ACTIVITY
Show all lines from the listing below that contain "food".

RECORDS FOR THIS TASK
* * * * *

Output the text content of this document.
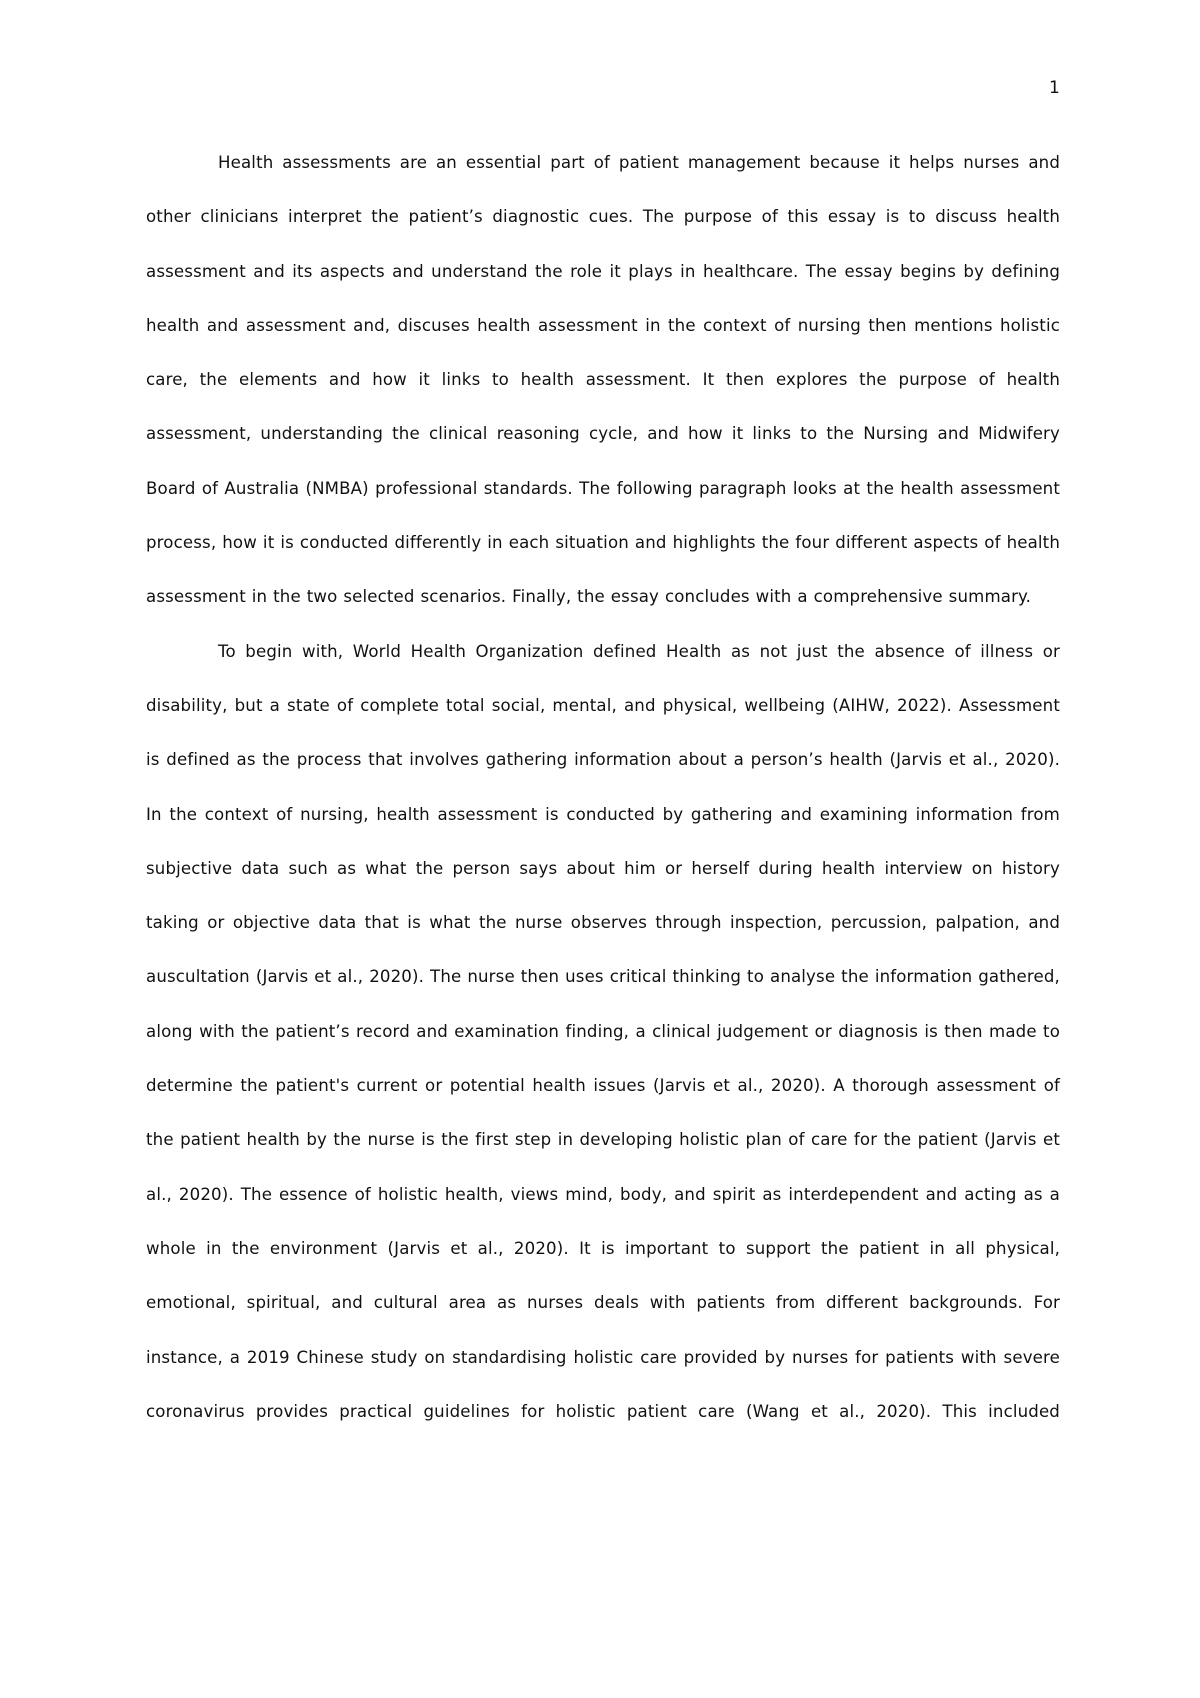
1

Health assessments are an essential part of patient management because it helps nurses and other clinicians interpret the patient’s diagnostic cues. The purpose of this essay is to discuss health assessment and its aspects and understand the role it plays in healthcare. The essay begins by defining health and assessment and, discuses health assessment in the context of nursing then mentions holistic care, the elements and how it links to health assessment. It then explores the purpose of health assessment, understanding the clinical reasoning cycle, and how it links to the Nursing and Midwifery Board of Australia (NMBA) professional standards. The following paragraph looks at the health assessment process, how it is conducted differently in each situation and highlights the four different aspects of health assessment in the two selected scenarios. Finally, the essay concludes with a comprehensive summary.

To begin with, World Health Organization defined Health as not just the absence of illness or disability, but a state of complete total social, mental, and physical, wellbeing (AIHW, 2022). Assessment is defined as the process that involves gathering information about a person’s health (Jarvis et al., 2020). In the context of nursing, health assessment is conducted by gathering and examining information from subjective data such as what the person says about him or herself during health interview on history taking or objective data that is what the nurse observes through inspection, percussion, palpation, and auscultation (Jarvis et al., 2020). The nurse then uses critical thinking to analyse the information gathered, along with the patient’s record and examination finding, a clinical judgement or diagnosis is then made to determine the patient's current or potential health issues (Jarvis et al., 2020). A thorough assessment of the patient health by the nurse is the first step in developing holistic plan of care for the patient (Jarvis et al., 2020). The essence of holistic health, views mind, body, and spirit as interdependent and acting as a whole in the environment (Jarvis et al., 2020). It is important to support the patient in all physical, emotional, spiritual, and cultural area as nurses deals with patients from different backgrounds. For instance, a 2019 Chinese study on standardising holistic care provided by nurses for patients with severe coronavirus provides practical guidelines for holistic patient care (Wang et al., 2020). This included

* * * * *

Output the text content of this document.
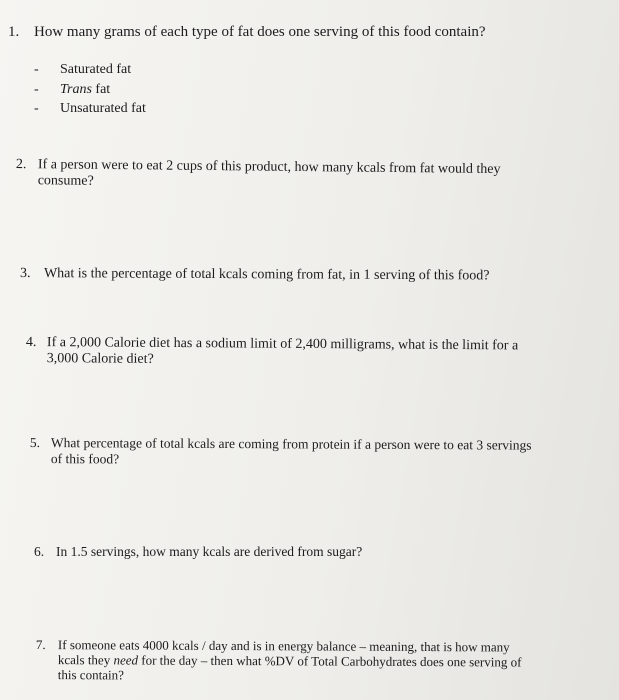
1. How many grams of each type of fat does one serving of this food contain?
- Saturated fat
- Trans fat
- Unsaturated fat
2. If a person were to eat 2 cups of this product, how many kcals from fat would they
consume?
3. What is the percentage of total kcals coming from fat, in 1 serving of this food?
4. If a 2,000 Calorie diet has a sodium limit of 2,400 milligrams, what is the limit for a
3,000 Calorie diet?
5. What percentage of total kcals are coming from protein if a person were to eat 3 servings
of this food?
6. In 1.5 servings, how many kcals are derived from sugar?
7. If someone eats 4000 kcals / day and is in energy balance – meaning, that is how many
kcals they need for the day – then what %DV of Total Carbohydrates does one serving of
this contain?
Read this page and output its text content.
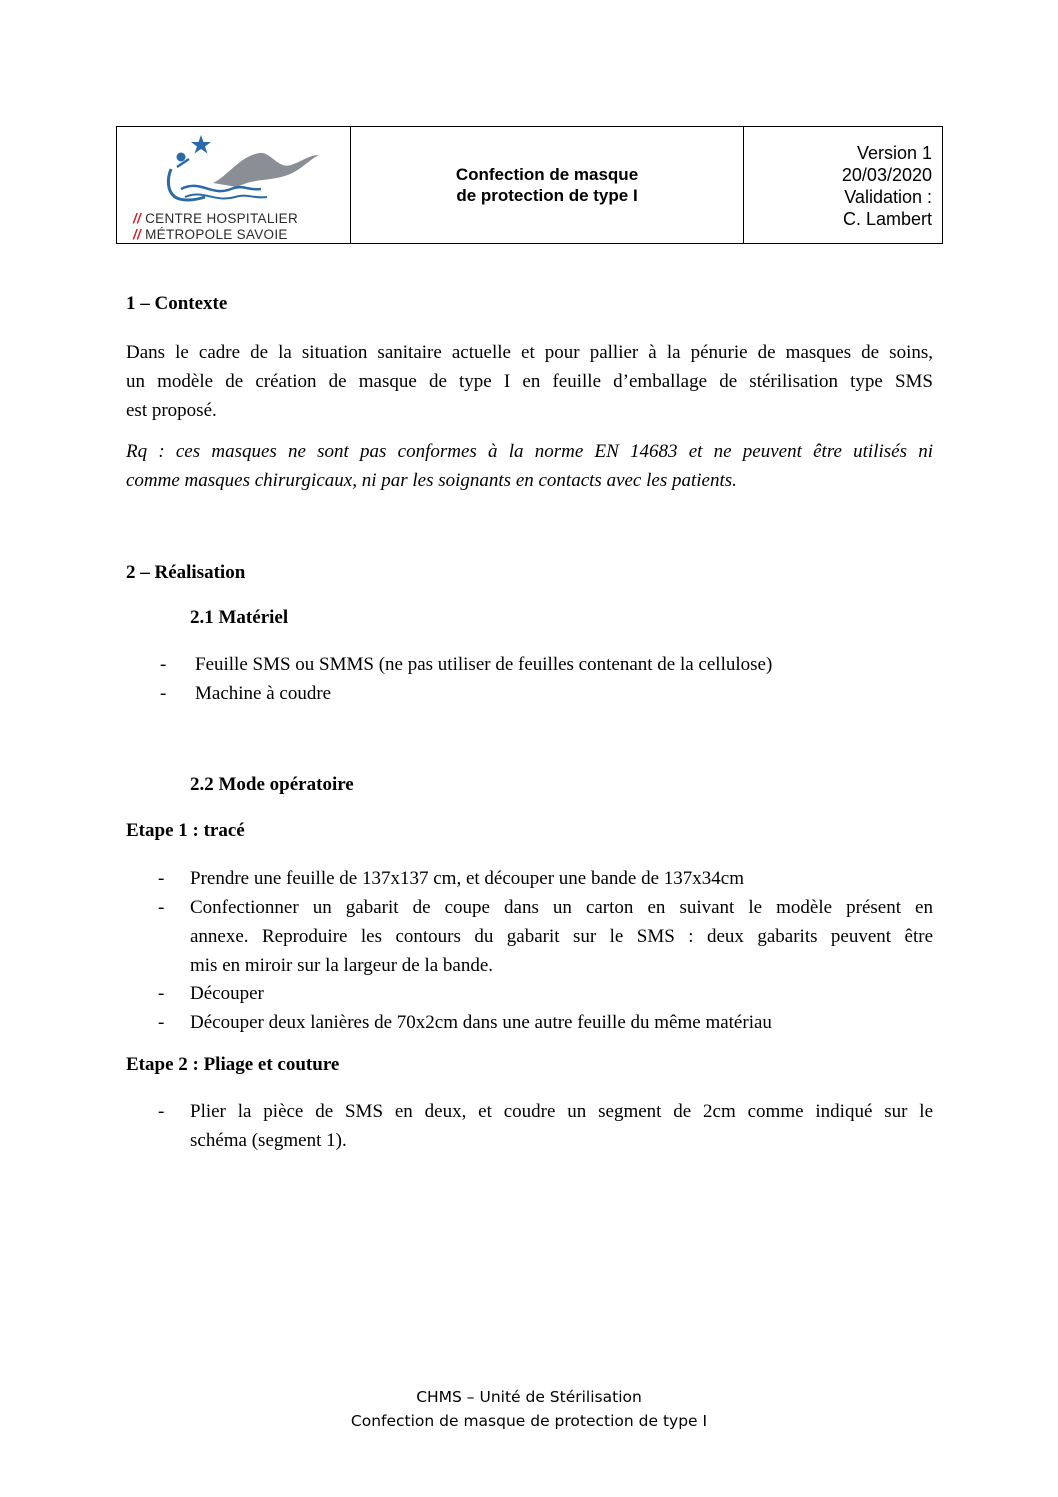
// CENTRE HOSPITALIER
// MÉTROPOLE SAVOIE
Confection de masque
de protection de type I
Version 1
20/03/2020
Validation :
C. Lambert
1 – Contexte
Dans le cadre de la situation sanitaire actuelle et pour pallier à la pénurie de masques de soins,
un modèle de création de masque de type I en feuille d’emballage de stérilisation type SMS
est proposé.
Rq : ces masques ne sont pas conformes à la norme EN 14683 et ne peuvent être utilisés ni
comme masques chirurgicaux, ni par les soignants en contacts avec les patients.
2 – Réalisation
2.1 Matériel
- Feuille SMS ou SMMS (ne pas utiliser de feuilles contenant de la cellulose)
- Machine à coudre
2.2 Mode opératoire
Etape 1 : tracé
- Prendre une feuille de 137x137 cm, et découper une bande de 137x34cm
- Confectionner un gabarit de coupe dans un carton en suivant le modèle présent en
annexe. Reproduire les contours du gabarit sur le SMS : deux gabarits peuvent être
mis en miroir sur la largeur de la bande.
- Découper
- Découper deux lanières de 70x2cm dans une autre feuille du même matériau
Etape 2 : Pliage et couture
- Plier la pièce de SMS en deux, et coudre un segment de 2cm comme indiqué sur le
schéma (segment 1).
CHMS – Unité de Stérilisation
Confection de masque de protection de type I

* * * * *

PROBLEM SOLUTION
1. How many grams of each type of fat does one serving of this food contain?
3. What is the percentage of total kcals coming from fat, in 1 serving of this food?
of this food?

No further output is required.